[Bounding box annotations]

|---|

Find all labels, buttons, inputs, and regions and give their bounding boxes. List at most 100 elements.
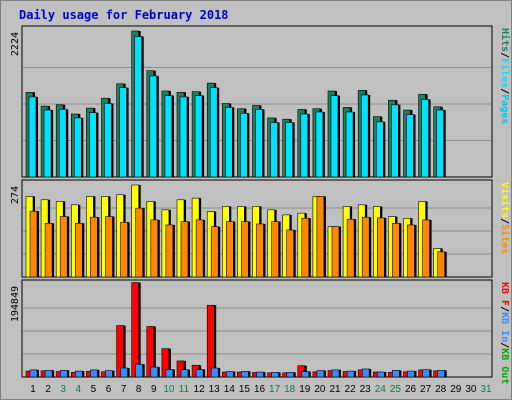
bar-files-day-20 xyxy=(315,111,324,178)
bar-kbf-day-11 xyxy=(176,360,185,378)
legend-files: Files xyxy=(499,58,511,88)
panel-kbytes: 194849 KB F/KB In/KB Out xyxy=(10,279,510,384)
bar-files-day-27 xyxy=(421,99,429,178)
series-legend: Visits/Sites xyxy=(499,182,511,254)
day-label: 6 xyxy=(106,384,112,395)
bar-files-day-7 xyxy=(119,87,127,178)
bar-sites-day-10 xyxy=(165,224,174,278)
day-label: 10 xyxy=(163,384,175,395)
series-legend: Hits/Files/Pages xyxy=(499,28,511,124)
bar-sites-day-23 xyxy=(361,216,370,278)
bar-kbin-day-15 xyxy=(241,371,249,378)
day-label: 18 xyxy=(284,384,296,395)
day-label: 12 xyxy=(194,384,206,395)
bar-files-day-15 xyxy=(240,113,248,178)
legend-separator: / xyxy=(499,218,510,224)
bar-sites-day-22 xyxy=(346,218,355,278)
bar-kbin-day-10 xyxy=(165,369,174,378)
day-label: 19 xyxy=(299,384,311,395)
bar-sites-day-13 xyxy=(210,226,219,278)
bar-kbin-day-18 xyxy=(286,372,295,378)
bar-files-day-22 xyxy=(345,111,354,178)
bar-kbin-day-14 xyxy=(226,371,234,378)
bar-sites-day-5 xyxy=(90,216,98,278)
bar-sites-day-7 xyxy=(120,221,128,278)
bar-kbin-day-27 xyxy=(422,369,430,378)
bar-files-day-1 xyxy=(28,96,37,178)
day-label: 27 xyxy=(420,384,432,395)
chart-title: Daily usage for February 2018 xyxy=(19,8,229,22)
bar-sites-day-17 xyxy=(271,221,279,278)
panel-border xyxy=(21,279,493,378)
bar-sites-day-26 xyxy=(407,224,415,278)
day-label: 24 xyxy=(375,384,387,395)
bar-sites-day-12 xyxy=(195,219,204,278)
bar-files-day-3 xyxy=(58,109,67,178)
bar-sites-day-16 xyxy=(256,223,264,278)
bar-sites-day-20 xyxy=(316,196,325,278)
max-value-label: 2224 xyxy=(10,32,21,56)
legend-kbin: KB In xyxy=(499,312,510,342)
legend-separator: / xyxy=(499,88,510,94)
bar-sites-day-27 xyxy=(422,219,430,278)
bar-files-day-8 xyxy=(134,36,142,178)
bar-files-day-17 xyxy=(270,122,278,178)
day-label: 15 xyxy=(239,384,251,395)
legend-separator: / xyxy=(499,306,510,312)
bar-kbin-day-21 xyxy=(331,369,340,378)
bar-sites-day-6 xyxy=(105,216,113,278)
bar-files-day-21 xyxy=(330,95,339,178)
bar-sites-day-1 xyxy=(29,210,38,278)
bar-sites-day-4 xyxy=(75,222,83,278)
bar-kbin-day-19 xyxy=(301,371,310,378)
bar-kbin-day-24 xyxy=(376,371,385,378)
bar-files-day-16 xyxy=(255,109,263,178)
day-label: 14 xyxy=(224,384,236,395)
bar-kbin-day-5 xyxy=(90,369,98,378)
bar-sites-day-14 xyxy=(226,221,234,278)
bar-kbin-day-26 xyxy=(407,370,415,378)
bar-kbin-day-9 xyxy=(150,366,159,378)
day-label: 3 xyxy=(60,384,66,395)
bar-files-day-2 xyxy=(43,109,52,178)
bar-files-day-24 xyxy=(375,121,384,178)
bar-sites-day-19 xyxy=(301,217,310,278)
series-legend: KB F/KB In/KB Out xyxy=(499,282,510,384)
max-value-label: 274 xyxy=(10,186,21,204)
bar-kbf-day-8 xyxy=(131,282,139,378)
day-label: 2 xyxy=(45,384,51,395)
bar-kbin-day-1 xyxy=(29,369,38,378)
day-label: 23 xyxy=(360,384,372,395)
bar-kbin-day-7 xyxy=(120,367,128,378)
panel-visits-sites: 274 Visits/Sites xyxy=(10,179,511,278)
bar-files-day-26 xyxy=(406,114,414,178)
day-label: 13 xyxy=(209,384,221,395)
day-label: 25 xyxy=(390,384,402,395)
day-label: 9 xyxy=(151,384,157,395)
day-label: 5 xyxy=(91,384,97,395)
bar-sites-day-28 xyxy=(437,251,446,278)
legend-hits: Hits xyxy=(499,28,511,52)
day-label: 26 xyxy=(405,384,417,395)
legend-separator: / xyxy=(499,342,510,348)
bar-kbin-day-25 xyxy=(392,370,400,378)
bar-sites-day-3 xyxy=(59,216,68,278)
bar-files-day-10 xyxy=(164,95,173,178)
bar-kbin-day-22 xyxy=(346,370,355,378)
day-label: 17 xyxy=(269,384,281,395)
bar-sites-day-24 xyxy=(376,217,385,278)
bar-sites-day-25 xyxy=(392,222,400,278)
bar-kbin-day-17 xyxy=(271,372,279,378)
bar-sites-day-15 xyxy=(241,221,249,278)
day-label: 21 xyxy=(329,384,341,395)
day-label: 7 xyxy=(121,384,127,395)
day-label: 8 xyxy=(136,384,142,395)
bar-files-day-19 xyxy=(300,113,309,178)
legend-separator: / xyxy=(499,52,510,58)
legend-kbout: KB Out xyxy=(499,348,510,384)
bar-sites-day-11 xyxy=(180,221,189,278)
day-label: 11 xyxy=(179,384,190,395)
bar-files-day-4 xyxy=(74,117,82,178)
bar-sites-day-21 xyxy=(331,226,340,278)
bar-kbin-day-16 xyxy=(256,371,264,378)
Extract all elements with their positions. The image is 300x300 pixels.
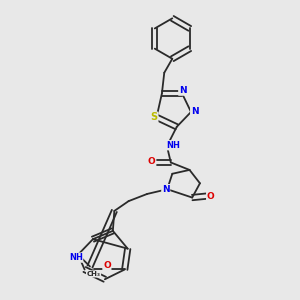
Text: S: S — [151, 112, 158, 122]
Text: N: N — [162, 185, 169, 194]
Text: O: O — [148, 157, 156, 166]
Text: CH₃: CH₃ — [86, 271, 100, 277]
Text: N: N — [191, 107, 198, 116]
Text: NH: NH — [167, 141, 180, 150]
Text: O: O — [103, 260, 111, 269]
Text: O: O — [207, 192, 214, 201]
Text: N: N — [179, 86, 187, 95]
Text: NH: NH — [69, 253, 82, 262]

|---|

=== DIRECTIONS FOR THIS TASK ===
Return each line of the records above that contains the word "their", treating uppercase and lowercase as different.

=== REPLY TO THE TASK ===
Find all labels, buttons, inputs, and regions and give their bounding boxes. List at most 100 elements.
Extract all elements with their positions. The image is 300x300 pixels.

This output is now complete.